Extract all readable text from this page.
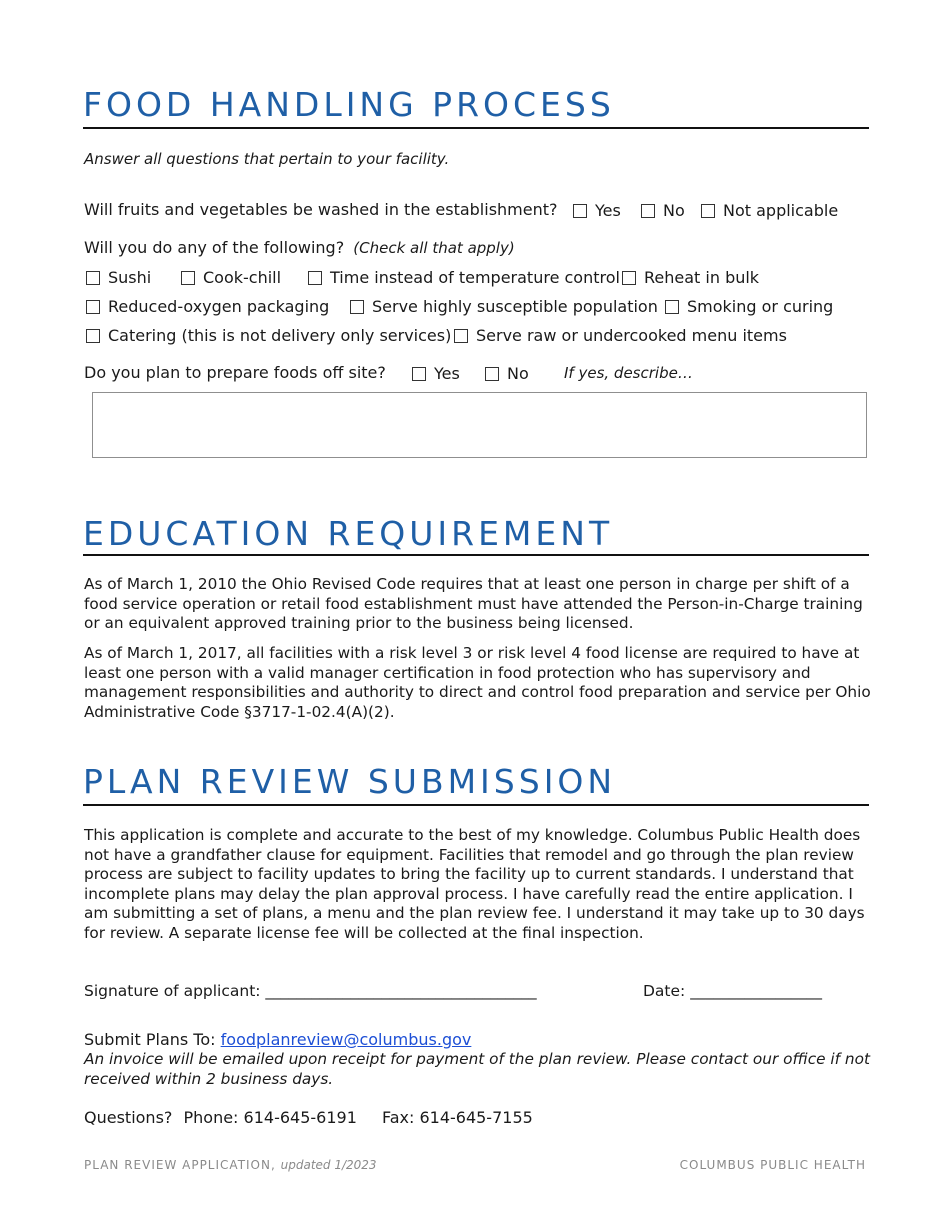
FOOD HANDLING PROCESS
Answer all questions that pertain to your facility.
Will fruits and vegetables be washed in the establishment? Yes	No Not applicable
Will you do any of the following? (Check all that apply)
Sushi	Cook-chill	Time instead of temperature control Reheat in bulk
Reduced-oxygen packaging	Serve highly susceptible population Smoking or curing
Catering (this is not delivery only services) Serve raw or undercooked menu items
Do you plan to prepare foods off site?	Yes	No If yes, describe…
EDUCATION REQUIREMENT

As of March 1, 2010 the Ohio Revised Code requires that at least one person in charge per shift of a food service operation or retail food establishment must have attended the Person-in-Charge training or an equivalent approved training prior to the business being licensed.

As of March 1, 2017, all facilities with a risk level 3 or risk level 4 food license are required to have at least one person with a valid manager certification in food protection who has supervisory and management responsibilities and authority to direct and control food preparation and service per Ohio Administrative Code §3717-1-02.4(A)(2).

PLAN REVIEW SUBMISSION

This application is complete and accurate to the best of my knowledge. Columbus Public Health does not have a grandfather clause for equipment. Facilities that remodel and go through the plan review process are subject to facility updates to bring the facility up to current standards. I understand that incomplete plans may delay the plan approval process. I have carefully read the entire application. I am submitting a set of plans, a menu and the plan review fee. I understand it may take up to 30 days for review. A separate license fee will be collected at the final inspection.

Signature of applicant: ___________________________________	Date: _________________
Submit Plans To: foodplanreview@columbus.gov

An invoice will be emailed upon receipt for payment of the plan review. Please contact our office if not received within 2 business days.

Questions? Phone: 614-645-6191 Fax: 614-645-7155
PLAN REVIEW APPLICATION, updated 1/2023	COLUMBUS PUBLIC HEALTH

...

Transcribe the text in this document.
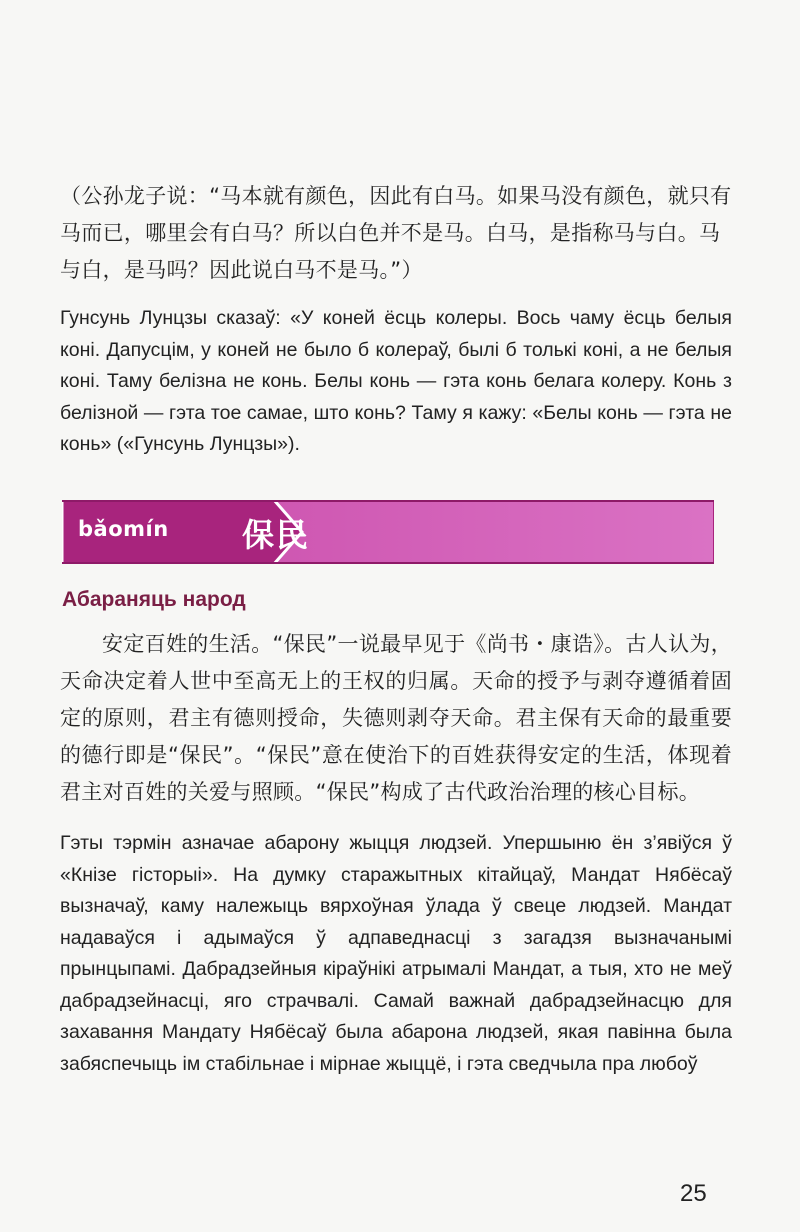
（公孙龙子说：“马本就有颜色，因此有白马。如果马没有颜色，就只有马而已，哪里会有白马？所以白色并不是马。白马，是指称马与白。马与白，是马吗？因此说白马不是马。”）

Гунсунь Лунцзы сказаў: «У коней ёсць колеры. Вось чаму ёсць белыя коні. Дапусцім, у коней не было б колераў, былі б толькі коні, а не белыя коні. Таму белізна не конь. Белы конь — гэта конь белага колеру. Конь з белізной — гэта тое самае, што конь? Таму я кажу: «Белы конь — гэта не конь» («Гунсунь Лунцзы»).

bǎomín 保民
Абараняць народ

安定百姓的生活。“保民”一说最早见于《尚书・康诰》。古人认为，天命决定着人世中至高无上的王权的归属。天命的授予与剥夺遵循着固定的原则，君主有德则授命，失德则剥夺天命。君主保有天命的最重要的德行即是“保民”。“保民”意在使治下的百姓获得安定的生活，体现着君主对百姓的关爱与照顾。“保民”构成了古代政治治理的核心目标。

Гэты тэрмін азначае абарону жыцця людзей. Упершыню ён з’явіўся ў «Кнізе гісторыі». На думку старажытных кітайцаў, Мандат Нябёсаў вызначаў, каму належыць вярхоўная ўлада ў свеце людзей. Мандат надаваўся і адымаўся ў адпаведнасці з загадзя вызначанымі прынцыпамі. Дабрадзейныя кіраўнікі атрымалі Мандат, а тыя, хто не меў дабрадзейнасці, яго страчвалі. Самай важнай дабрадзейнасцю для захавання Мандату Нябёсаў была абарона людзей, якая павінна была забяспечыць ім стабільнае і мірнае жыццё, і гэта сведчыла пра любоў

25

---

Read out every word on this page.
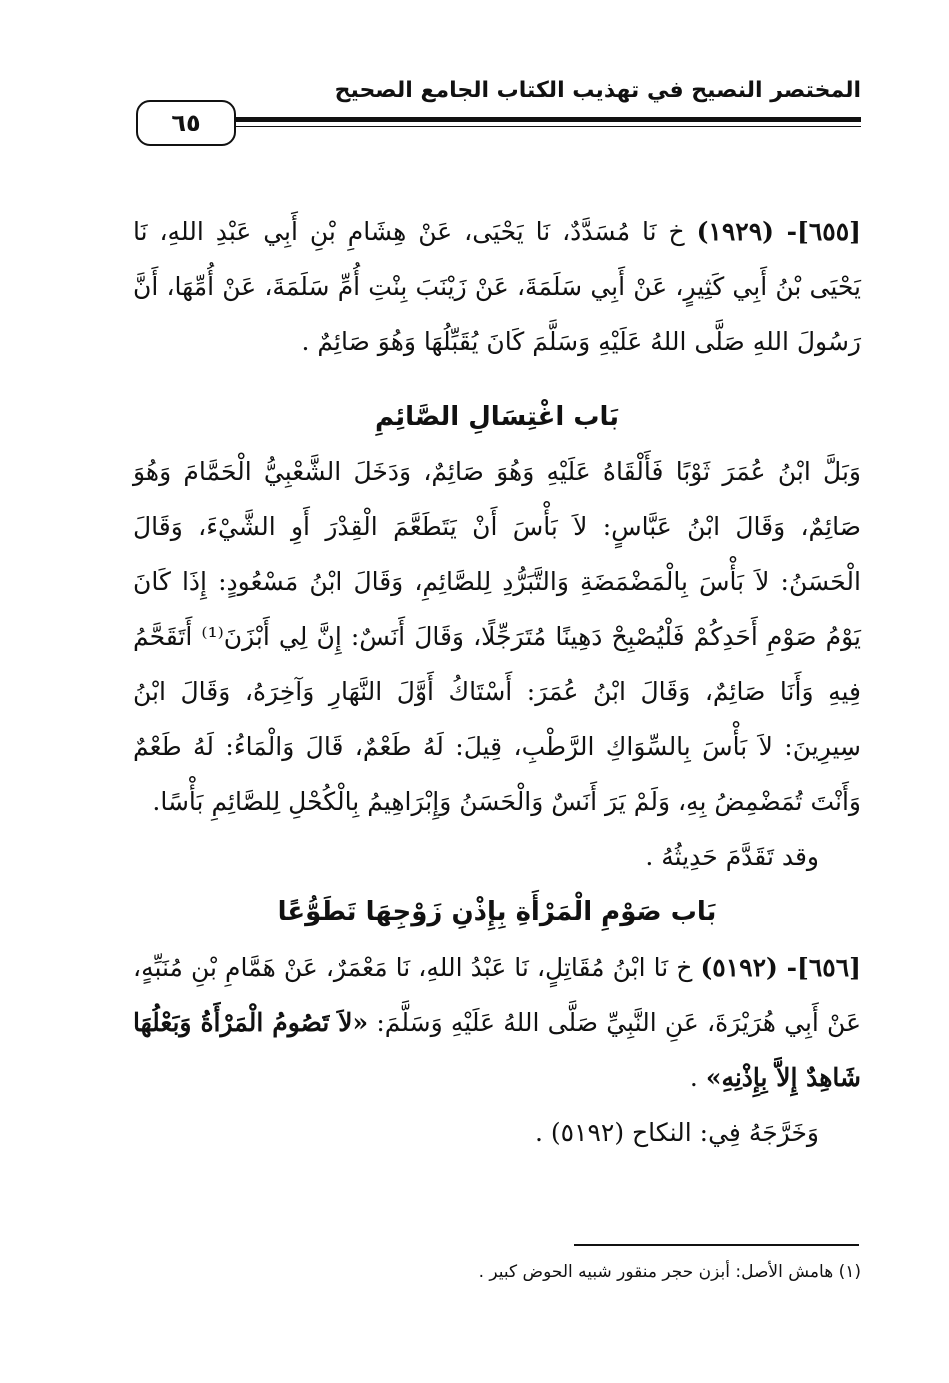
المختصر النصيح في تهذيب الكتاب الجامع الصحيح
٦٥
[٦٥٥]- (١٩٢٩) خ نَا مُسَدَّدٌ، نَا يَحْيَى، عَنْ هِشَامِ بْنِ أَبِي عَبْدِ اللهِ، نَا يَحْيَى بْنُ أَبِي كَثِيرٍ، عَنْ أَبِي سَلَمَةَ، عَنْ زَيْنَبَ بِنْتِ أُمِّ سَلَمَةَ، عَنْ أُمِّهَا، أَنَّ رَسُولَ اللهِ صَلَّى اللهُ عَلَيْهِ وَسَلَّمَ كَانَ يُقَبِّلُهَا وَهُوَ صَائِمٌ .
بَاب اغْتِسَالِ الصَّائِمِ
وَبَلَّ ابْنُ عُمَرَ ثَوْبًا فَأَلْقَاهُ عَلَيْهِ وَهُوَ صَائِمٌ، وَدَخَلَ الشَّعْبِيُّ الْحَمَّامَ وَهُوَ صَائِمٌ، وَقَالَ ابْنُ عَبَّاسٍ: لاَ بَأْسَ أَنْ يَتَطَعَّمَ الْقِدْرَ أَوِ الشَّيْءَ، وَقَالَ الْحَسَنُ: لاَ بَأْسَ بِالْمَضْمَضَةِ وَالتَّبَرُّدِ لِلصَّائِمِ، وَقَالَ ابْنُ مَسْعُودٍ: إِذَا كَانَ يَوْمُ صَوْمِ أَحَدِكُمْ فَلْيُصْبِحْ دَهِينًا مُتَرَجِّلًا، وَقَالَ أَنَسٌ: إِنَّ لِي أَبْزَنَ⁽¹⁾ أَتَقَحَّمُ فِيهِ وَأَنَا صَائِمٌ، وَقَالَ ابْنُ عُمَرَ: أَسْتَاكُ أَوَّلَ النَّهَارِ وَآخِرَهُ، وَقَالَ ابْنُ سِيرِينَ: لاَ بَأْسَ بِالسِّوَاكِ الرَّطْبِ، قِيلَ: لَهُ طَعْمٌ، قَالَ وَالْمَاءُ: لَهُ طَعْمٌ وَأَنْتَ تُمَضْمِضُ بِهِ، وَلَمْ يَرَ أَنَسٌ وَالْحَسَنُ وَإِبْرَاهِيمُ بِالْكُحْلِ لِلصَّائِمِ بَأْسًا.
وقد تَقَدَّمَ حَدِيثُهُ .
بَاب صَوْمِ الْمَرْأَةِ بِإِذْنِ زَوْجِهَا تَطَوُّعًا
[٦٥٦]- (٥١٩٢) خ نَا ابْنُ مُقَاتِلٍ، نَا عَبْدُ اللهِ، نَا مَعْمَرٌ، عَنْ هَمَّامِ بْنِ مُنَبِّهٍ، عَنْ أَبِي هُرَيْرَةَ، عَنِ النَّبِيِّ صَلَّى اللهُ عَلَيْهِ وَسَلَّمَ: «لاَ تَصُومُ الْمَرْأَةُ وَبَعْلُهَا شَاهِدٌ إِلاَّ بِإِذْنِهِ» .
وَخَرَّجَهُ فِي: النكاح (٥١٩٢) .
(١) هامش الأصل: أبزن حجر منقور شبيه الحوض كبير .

| Request |
A line counts if it holds the word "Ohio". Work out how many lines in the listing count, and give only that number.

| Completed exercise |
2